### DATASET EXCERPTS ###

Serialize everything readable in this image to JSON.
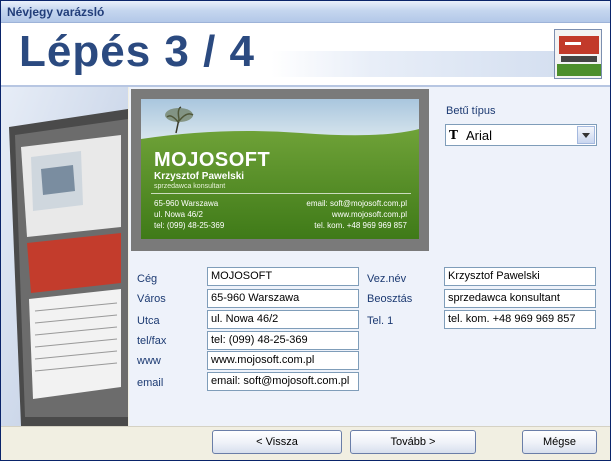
{
  "window": {
    "title": "Névjegy varázsló"
  },
  "header": {
    "step": "Lépés 3 / 4"
  },
  "card": {
    "company": "MOJOSOFT",
    "person": "Krzysztof Pawelski",
    "role": "sprzedawca konsultant",
    "left_lines": [
      "65-960 Warszawa",
      "ul. Nowa 46/2",
      "tel: (099) 48-25-369"
    ],
    "right_lines": [
      "email: soft@mojosoft.com.pl",
      "www.mojosoft.com.pl",
      "tel. kom. +48 969 969 857"
    ]
  },
  "font": {
    "label": "Betű típus",
    "value": "Arial"
  },
  "form": {
    "left": [
      {
        "label": "Cég",
        "value": "MOJOSOFT"
      },
      {
        "label": "Város",
        "value": "65-960 Warszawa"
      },
      {
        "label": "Utca",
        "value": "ul. Nowa 46/2"
      },
      {
        "label": "tel/fax",
        "value": "tel: (099) 48-25-369"
      },
      {
        "label": "www",
        "value": "www.mojosoft.com.pl"
      },
      {
        "label": "email",
        "value": "email: soft@mojosoft.com.pl"
      }
    ],
    "right": [
      {
        "label": "Vez.név",
        "value": "Krzysztof Pawelski"
      },
      {
        "label": "Beosztás",
        "value": "sprzedawca konsultant"
      },
      {
        "label": "Tel. 1",
        "value": "tel. kom. +48 969 969 857"
      }
    ]
  },
  "buttons": {
    "back": "< Vissza",
    "next": "Tovább >",
    "cancel": "Mégse"
  },
  "colors": {
    "heading": "#2b4a80",
    "label": "#1c3a72",
    "card_grass": "#4f8a1f",
    "card_sky": "#c9dcea"
  },
  "icons": {
    "font_type": "truetype-font-icon",
    "dropdown": "chevron-down-icon"
  }
}
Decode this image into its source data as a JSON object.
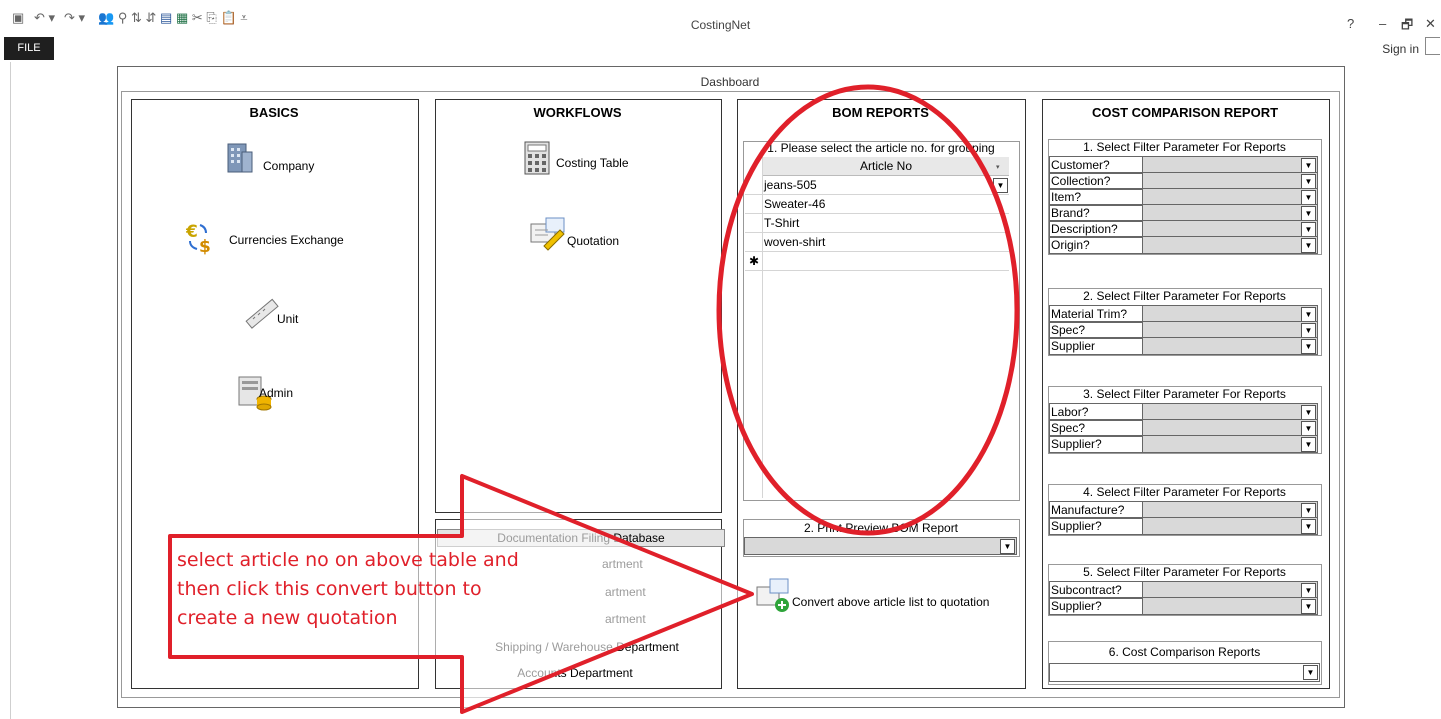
{
  "app": {
    "title": "CostingNet",
    "file_label": "FILE",
    "sign_in": "Sign in",
    "help": "?",
    "minimize": "–",
    "restore": "🗗",
    "close": "✕"
  },
  "dashboard": {
    "title": "Dashboard"
  },
  "basics": {
    "title": "BASICS",
    "items": [
      {
        "label": "Company",
        "icon": "building-icon"
      },
      {
        "label": "Currencies Exchange",
        "icon": "currency-icon"
      },
      {
        "label": "Unit",
        "icon": "ruler-icon"
      },
      {
        "label": "Admin",
        "icon": "admin-icon"
      }
    ]
  },
  "workflows": {
    "title": "WORKFLOWS",
    "items": [
      {
        "label": "Costing Table",
        "icon": "calculator-icon"
      },
      {
        "label": "Quotation",
        "icon": "quotation-icon"
      }
    ],
    "docs": {
      "title": "Documentation Filing Database",
      "items": [
        "artment",
        "artment",
        "artment",
        "Shipping / Warehouse Department",
        "Accounts Department"
      ]
    }
  },
  "bom": {
    "title": "BOM REPORTS",
    "section1": "1. Please select the article no. for grouping",
    "column": "Article No",
    "rows": [
      "jeans-505",
      "Sweater-46",
      "T-Shirt",
      "woven-shirt"
    ],
    "new_row_marker": "✱",
    "section2": "2. Print Preview BOM Report",
    "convert_label": "Convert above article list to quotation"
  },
  "cost": {
    "title": "COST COMPARISON REPORT",
    "groups": [
      {
        "title": "1. Select Filter Parameter For Reports",
        "fields": [
          "Customer?",
          "Collection?",
          "Item?",
          "Brand?",
          "Description?",
          "Origin?"
        ]
      },
      {
        "title": "2. Select Filter Parameter For Reports",
        "fields": [
          "Material Trim?",
          "Spec?",
          "Supplier"
        ]
      },
      {
        "title": "3. Select Filter Parameter For Reports",
        "fields": [
          "Labor?",
          "Spec?",
          "Supplier?"
        ]
      },
      {
        "title": "4. Select Filter Parameter For Reports",
        "fields": [
          "Manufacture?",
          "Supplier?"
        ]
      },
      {
        "title": "5. Select Filter Parameter For Reports",
        "fields": [
          "Subcontract?",
          "Supplier?"
        ]
      }
    ],
    "reports_title": "6. Cost Comparison Reports"
  },
  "annotation": {
    "lines": [
      "select article no on above table and",
      "then click this convert button to",
      "create a new quotation"
    ],
    "color": "#e0202a"
  }
}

###

**DIRECTIONS FOR THIS TASK:**
Review the preceding data and report every line that includes the string "value".

**SOLVED EXERCISE:**
    "value": "Arial"
        "value": "MOJOSOFT"
        "value": "65-960 Warszawa"
        "value": "ul. Nowa 46/2"
        "value": "tel: (099) 48-25-369"
        "value": "www.mojosoft.com.pl"
        "value": "email: soft@mojosoft.com.pl"
        "value": "Krzysztof Pawelski"
        "value": "sprzedawca konsultant"
        "value": "tel. kom. +48 969 969 857"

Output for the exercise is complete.